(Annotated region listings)
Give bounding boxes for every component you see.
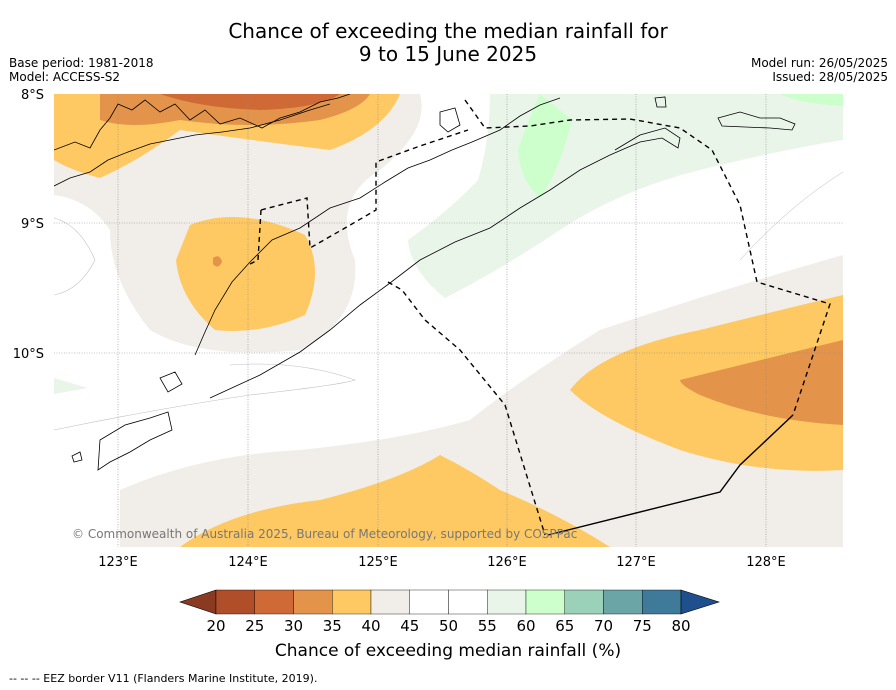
colorbar-tick-label: 60 — [516, 617, 535, 635]
coastline-north — [54, 94, 351, 151]
colorbar-segment — [525, 589, 565, 615]
coastline-timor-south — [209, 127, 681, 399]
colorbar-tick-label: 65 — [555, 617, 574, 635]
meta-left: Base period: 1981-2018 Model: ACCESS-S2 — [9, 56, 154, 84]
eez-footnote: -- -- -- EEZ border V11 (Flanders Marine… — [9, 672, 318, 685]
lon-label-125e: 125°E — [358, 555, 398, 570]
colorbar-tick-label: 35 — [323, 617, 342, 635]
title-line-2: 9 to 15 June 2025 — [358, 42, 538, 66]
colorbar-segment — [254, 589, 294, 615]
copyright-notice: © Commonwealth of Australia 2025, Bureau… — [72, 527, 578, 541]
colorbar-tick-label: 40 — [361, 617, 380, 635]
colorbar-tick-label: 50 — [439, 617, 458, 635]
eez-border-solid — [547, 414, 794, 536]
colorbar-tick-label: 30 — [284, 617, 303, 635]
base-period: Base period: 1981-2018 — [9, 56, 154, 70]
zone-orange-east — [680, 340, 843, 425]
colorbar: 20 25 30 35 40 45 50 55 60 65 70 75 80 — [179, 589, 720, 635]
colorbar-segment — [448, 589, 488, 615]
colorbar-segment — [642, 589, 682, 615]
zone-green-patch — [518, 94, 572, 198]
contour-line — [54, 363, 356, 431]
zone-lightgreen-west — [54, 378, 88, 394]
lat-label-8s: 8°S — [21, 88, 44, 103]
colorbar-under-arrow — [179, 589, 217, 615]
issued-date: Issued: 28/05/2025 — [772, 70, 888, 84]
zone-beige-south — [120, 255, 843, 547]
zone-orange-dot — [213, 256, 222, 267]
zone-green-corner — [780, 94, 843, 106]
map-area — [54, 94, 843, 547]
gridlines — [54, 94, 843, 547]
zone-yellow-central — [176, 217, 315, 331]
colorbar-tick-label: 75 — [633, 617, 652, 635]
lon-label-128e: 128°E — [746, 555, 786, 570]
meta-right: Model run: 26/05/2025 Issued: 28/05/2025 — [751, 56, 888, 84]
colorbar-tick-label: 70 — [594, 617, 613, 635]
colorbar-segment — [215, 589, 255, 615]
colorbar-segment — [332, 589, 372, 615]
zone-lightgreen-diagonal — [408, 94, 843, 298]
colorbar-segment — [370, 589, 410, 615]
colorbar-tick-label: 20 — [206, 617, 225, 635]
colorbar-tick-label: 55 — [478, 617, 497, 635]
title-line-1: Chance of exceeding the median rainfall … — [228, 19, 668, 43]
colorbar-segment — [409, 589, 449, 615]
colorbar-segment — [487, 589, 527, 615]
lon-label-124e: 124°E — [228, 555, 268, 570]
coastline-islets — [439, 96, 796, 133]
colorbar-over-arrow — [680, 589, 720, 615]
coastline-north-2 — [54, 103, 331, 187]
map-title: Chance of exceeding the median rainfall … — [0, 20, 896, 66]
lon-label-123e: 123°E — [98, 555, 138, 570]
colorbar-tick-label: 80 — [671, 617, 690, 635]
lat-label-10s: 10°S — [13, 347, 44, 362]
coastline-timor — [194, 97, 561, 356]
colorbar-tick-label: 25 — [245, 617, 264, 635]
colorbar-segment — [603, 589, 643, 615]
contour-line — [54, 217, 96, 296]
lon-label-127e: 127°E — [616, 555, 656, 570]
colorbar-tick-label: 45 — [400, 617, 419, 635]
eez-border-west — [247, 209, 262, 266]
lat-label-9s: 9°S — [21, 217, 44, 232]
colorbar-segment — [293, 589, 333, 615]
coastlines — [54, 94, 796, 471]
zone-darkorange-north — [160, 94, 340, 110]
contour-line — [739, 171, 843, 261]
model-run: Model run: 26/05/2025 — [750, 56, 888, 70]
coastline-west-islands — [71, 371, 183, 471]
model-name: Model: ACCESS-S2 — [9, 70, 121, 84]
eez-border-dashed — [260, 99, 831, 536]
zone-yellow-south — [180, 455, 610, 547]
colorbar-segment — [564, 589, 604, 615]
colorbar-label: Chance of exceeding median rainfall (%) — [274, 641, 622, 661]
lon-label-126e: 126°E — [487, 555, 527, 570]
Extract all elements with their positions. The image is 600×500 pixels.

- Goal -
Copy every line of the annotated region listings above word for word, leaving out the pictures.

- Written reply -
Give bounding boxes for every component you see.
colorbar-tick-label: 60 — [516, 617, 535, 635]
coastline-north — [54, 94, 351, 151]
colorbar-segment — [525, 589, 565, 615]
coastline-timor-south — [209, 127, 681, 399]
colorbar-tick-label: 65 — [555, 617, 574, 635]
meta-left: Base period: 1981-2018 Model: ACCESS-S2 — [9, 56, 154, 84]
eez-footnote: -- -- -- EEZ border V11 (Flanders Marine… — [9, 672, 318, 685]
lon-label-125e: 125°E — [358, 555, 398, 570]
colorbar-tick-label: 35 — [323, 617, 342, 635]
title-line-2: 9 to 15 June 2025 — [358, 42, 538, 66]
colorbar-segment — [254, 589, 294, 615]
copyright-notice: © Commonwealth of Australia 2025, Bureau… — [72, 527, 578, 541]
colorbar-tick-label: 40 — [361, 617, 380, 635]
colorbar-tick-label: 50 — [439, 617, 458, 635]
eez-border-solid — [547, 414, 794, 536]
colorbar-tick-label: 30 — [284, 617, 303, 635]
base-period: Base period: 1981-2018 — [9, 56, 154, 70]
zone-orange-east — [680, 340, 843, 425]
colorbar: 20 25 30 35 40 45 50 55 60 65 70 75 80 — [179, 589, 720, 635]
colorbar-segment — [448, 589, 488, 615]
colorbar-segment — [642, 589, 682, 615]
zone-green-patch — [518, 94, 572, 198]
contour-line — [54, 363, 356, 431]
zone-lightgreen-west — [54, 378, 88, 394]
lat-label-8s: 8°S — [21, 88, 44, 103]
colorbar-under-arrow — [179, 589, 217, 615]
issued-date: Issued: 28/05/2025 — [772, 70, 888, 84]
zone-beige-south — [120, 255, 843, 547]
zone-orange-dot — [213, 256, 222, 267]
zone-green-corner — [780, 94, 843, 106]
map-area — [54, 94, 843, 547]
gridlines — [54, 94, 843, 547]
zone-yellow-central — [176, 217, 315, 331]
colorbar-tick-label: 75 — [633, 617, 652, 635]
lon-label-128e: 128°E — [746, 555, 786, 570]
meta-right: Model run: 26/05/2025 Issued: 28/05/2025 — [751, 56, 888, 84]
colorbar-tick-label: 70 — [594, 617, 613, 635]
colorbar-segment — [215, 589, 255, 615]
colorbar-segment — [332, 589, 372, 615]
zone-lightgreen-diagonal — [408, 94, 843, 298]
colorbar-segment — [370, 589, 410, 615]
colorbar-tick-label: 20 — [206, 617, 225, 635]
colorbar-tick-label: 55 — [478, 617, 497, 635]
title-line-1: Chance of exceeding the median rainfall … — [228, 19, 668, 43]
colorbar-segment — [409, 589, 449, 615]
colorbar-segment — [487, 589, 527, 615]
lon-label-124e: 124°E — [228, 555, 268, 570]
coastline-islets — [439, 96, 796, 133]
colorbar-over-arrow — [680, 589, 720, 615]
coastline-north-2 — [54, 103, 331, 187]
map-title: Chance of exceeding the median rainfall … — [0, 20, 896, 66]
lon-label-123e: 123°E — [98, 555, 138, 570]
colorbar-tick-label: 80 — [671, 617, 690, 635]
lat-label-10s: 10°S — [13, 347, 44, 362]
coastline-timor — [194, 97, 561, 356]
colorbar-tick-label: 25 — [245, 617, 264, 635]
colorbar-segment — [603, 589, 643, 615]
contour-line — [54, 217, 96, 296]
lon-label-127e: 127°E — [616, 555, 656, 570]
colorbar-tick-label: 45 — [400, 617, 419, 635]
eez-border-west — [247, 209, 262, 266]
lat-label-9s: 9°S — [21, 217, 44, 232]
colorbar-segment — [293, 589, 333, 615]
coastlines — [54, 94, 796, 471]
zone-darkorange-north — [160, 94, 340, 110]
contour-line — [739, 171, 843, 261]
model-run: Model run: 26/05/2025 — [750, 56, 888, 70]
coastline-west-islands — [71, 371, 183, 471]
model-name: Model: ACCESS-S2 — [9, 70, 121, 84]
eez-border-dashed — [260, 99, 831, 536]
zone-yellow-south — [180, 455, 610, 547]
colorbar-segment — [564, 589, 604, 615]
colorbar-label: Chance of exceeding median rainfall (%) — [274, 641, 622, 661]
lon-label-126e: 126°E — [487, 555, 527, 570]
Extract all elements with their positions. The image is 600×500 pixels.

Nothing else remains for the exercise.